--- start of GIVEN INFORMATION ---

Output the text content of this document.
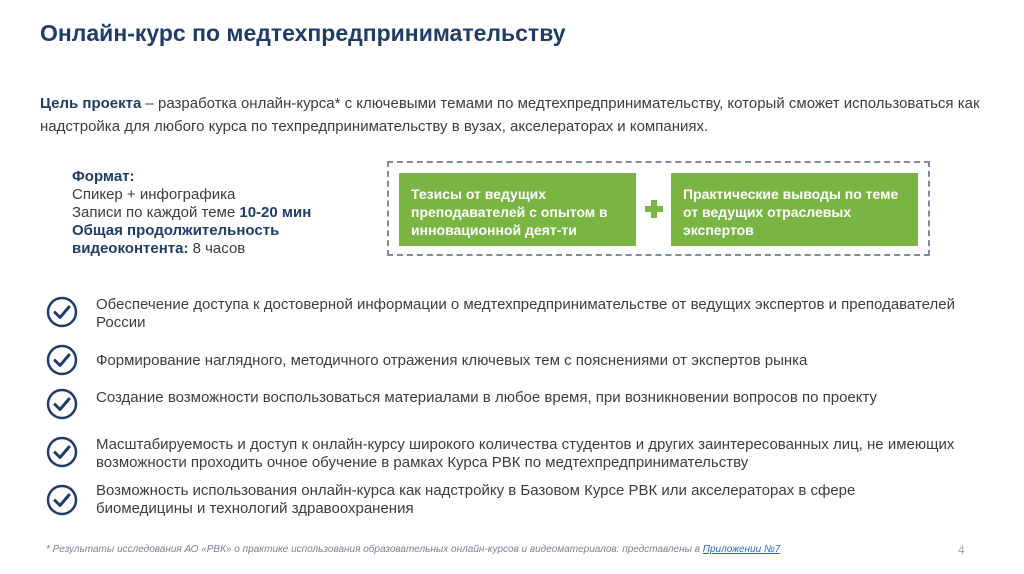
Онлайн-курс по медтехпредпринимательству
Цель проекта – разработка онлайн-курса* с ключевыми темами по медтехпредпринимательству, который сможет использоваться как надстройка для любого курса по техпредпринимательству в вузах, акселераторах и компаниях.
Формат:
Спикер + инфографика
Записи по каждой теме 10-20 мин
Общая продолжительность видеоконтента: 8 часов
Тезисы от ведущих преподавателей с опытом в инновационной деят-ти
Практические выводы по теме от ведущих отраслевых экспертов
Обеспечение доступа к достоверной информации о медтехпредпринимательстве от ведущих экспертов и преподавателей России
Формирование наглядного, методичного отражения ключевых тем с пояснениями от экспертов рынка
Создание возможности воспользоваться материалами в любое время, при возникновении вопросов по проекту
Масштабируемость и доступ к онлайн-курсу широкого количества студентов и других заинтересованных лиц, не имеющих возможности проходить очное обучение в рамках Курса РВК по медтехпредпринимательству
Возможность использования онлайн-курса как надстройку в Базовом Курсе РВК или акселераторах в сфере биомедицины и технологий здравоохранения
* Результаты исследования АО «РВК» о практике использования образовательных онлайн-курсов и видеоматериалов: представлены в Приложении №7	4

--- end of GIVEN INFORMATION ---

» **PROBLEM DESCRIPTION**
Only lines with the word "акселераторах" should be collected from the material.

» **TASK RESPONSE**
Цель проекта – разработка онлайн-курса* с ключевыми темами по медтехпредпринимательству, который сможет использоваться как надстройка для любого курса по техпредпринимательству в вузах, акселераторах и компаниях.
Возможность использования онлайн-курса как надстройку в Базовом Курсе РВК или акселераторах в сфере биомедицины и технологий здравоохранения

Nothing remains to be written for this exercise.